* **List of tasks**:
(1) In the excerpt on sampling analog signals, what substantially impacts the recovery performance of classical ADCs?
(2) List every application that the excerpt on sampling analog signals gives as one in which signals can be modeled or estimated as FRI.
(3) From the excerpt on sampling analog signals, extract the passage starting at "Analog-to-digital converters (ADCs)" and ending at "in neuromorphic-based hardware.".

== Excerpt

This disclosure is related to the field of sampling analog signals for the purposes of their reconstruction and is particularly useful in analog-to-digital converters.

References considered to be relevant as background to the presently disclosed subject matter are listed below:

Analog-to-digital converters (ADCs) are widely used electronic hardware components. They bridge the gap between computers and the outside world, by processing, for example, a sound picked up by a microphone, or a radiation sensed by a photosensor. Also, they are used in neuromorphic-based hardware.

In the classical case, ADCs convert continuous-time signals to discrete-level representations based on the Nyquist sampling theorem, which entails acquiring samples at least at ½ W second intervals for signals with a frequency no greater than W Hz, to enable an appropriate reconstruction. Such sampling, in the Shannon-Nyquist sampling theory or more general shift-invariant sampling approach, is based on measuring instantaneous signal amplitudes uniformly. Hence, the amplitude samples in this framework are measured via a sample-and-hold circuit that is controlled by a global clock operating at a rate greater than or equal to the minimal, Nyquist, sampling rate. At high sampling rates, clocks are power-consuming and prone to electromagnetic interference. Also, those clocks, which operate at higher sampling rates, are more difficult to fabricate and are more expensive. Furthermore, clock jitter substantially impacts the recovery (i.e. reconstruction) performance of classical ADCs.

However, in some cases also sub-Nyquist sampling is feasible, for example, in case of signals consisting of short pulses, where the pulse shape is known. Such signals have a finite number of degrees of freedom per unit time, also known as the finite rate of innovation (FRI) property. FRI signals are characterized by a small number of degrees of freedom that permit such sampling because they have fewer degrees of freedom than the signal's Nyquist rate. Signals can be modeled or estimated as FRI in numerous applications, including, for example, radar, ultrasound, time-domain optical-coherence tomography (TDOCT), and light detection and ranging (LIDAR). There is a need for analog-to-digital conversion, including sampling and recovery, of FRI signals while reducing the power of the systems.

====
== Data lines

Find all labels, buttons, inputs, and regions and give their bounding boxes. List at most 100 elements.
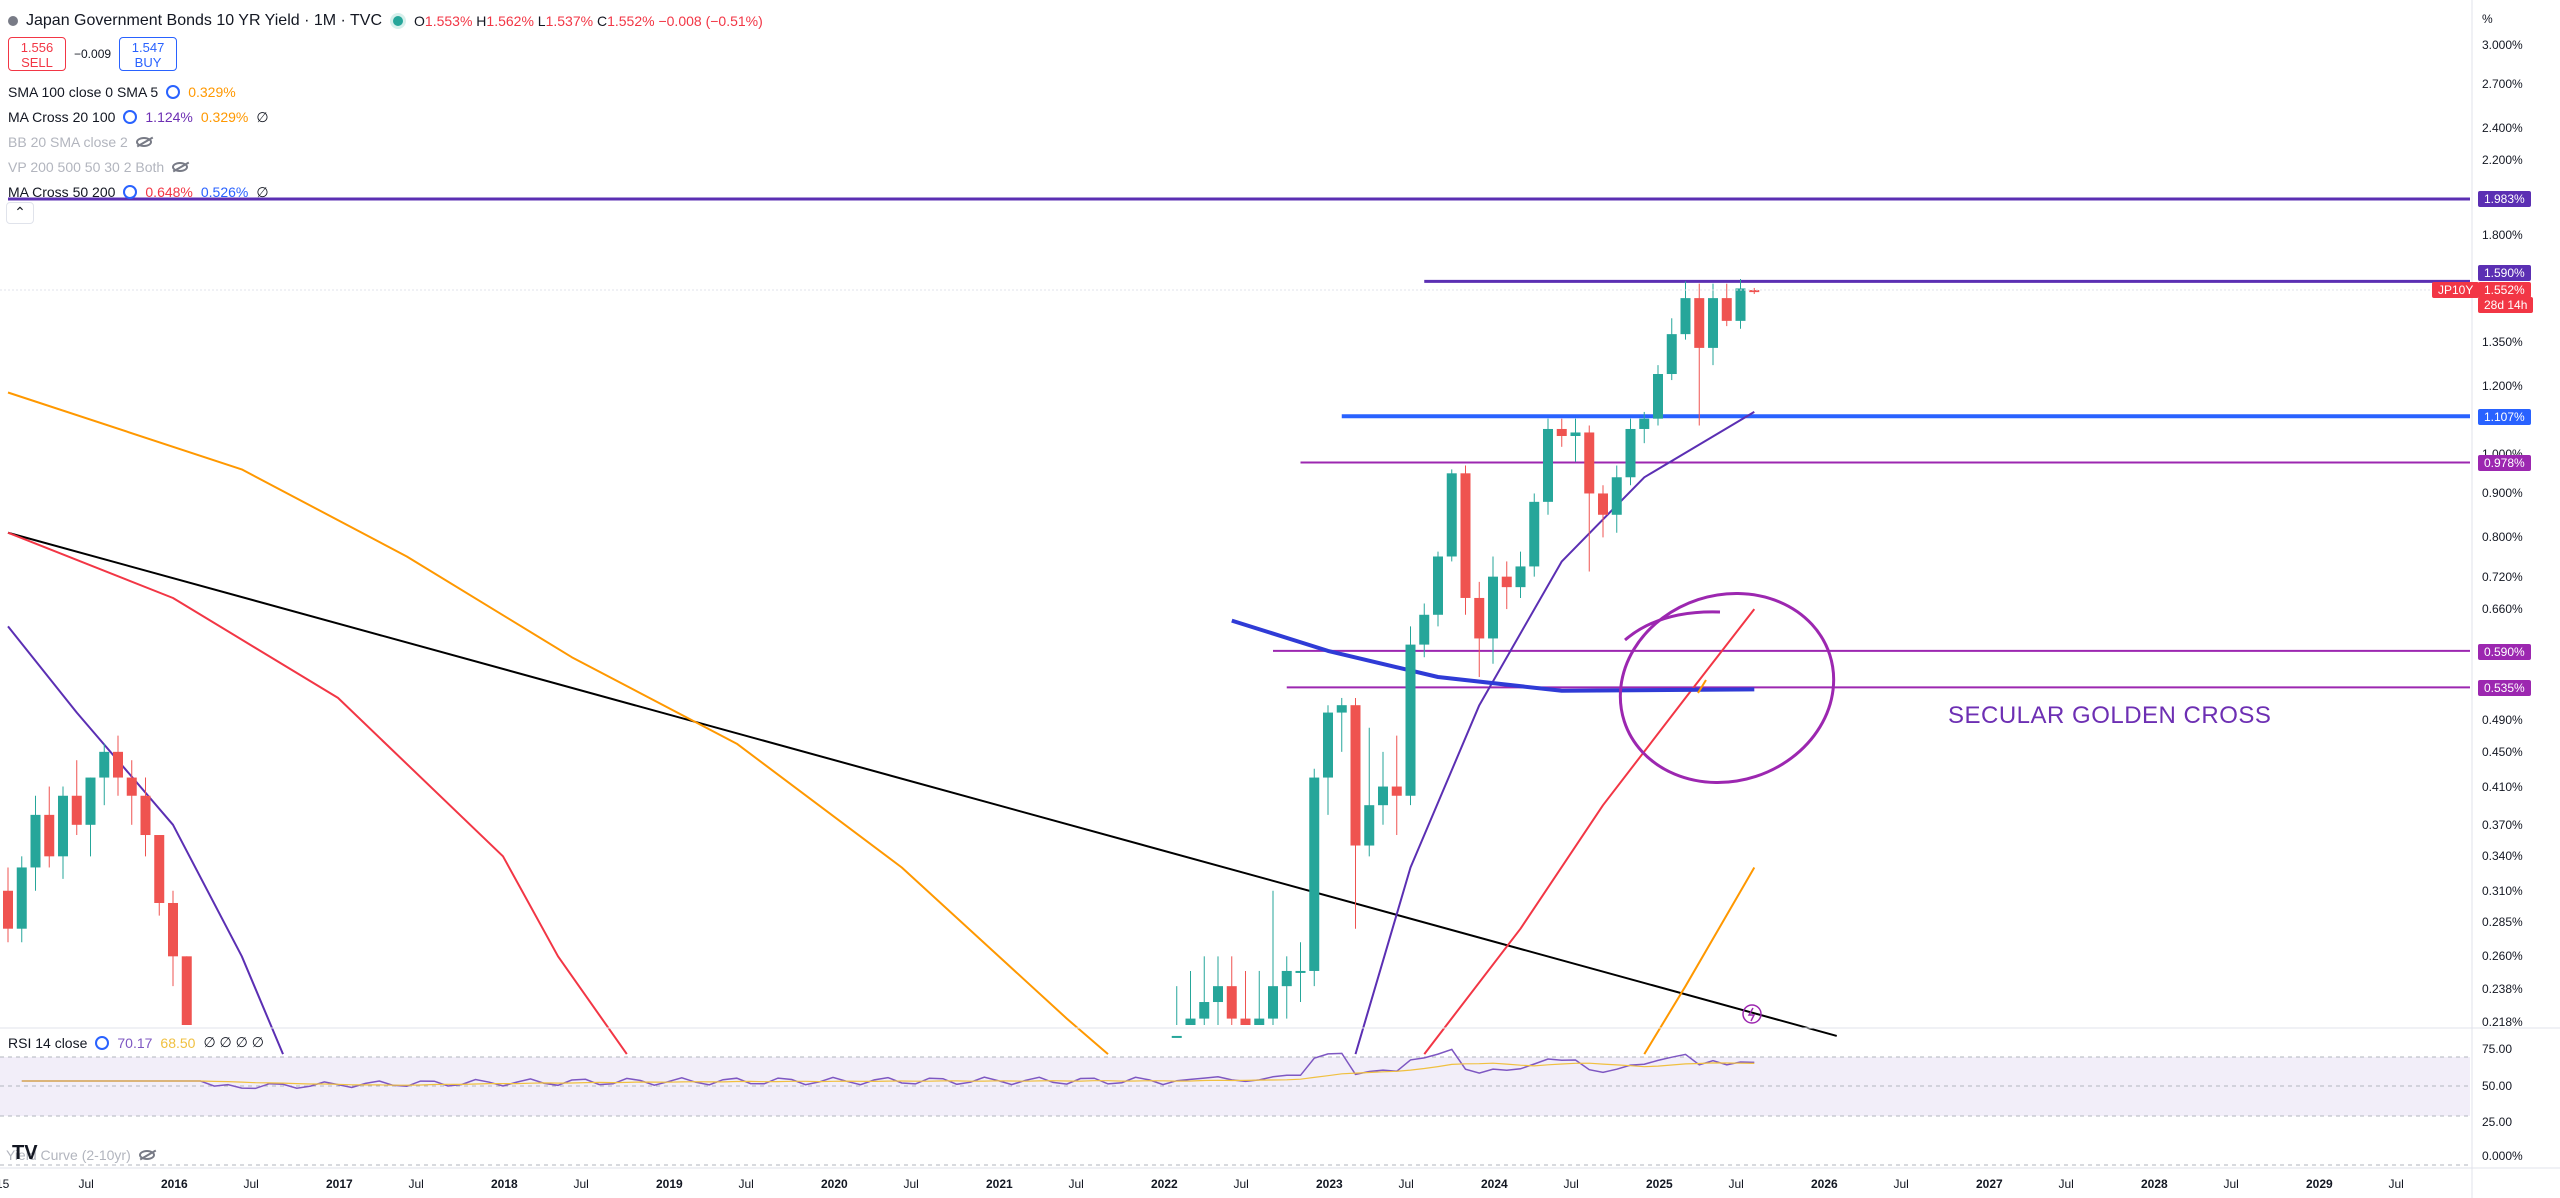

====

* **Results for the exercise**:
(1) Clock jitter.

(2) Radar, ultrasound, time-domain optical-coherence tomography (TDOCT), and light detection and ranging (LIDAR).

(3)
Analog-to-digital converters (ADCs) are widely used electronic hardware components. They bridge the gap between computers and the outside world, by processing, for example, a sound picked up by a microphone, or a radiation sensed by a photosensor. Also, they are used in neuromorphic-based hardware.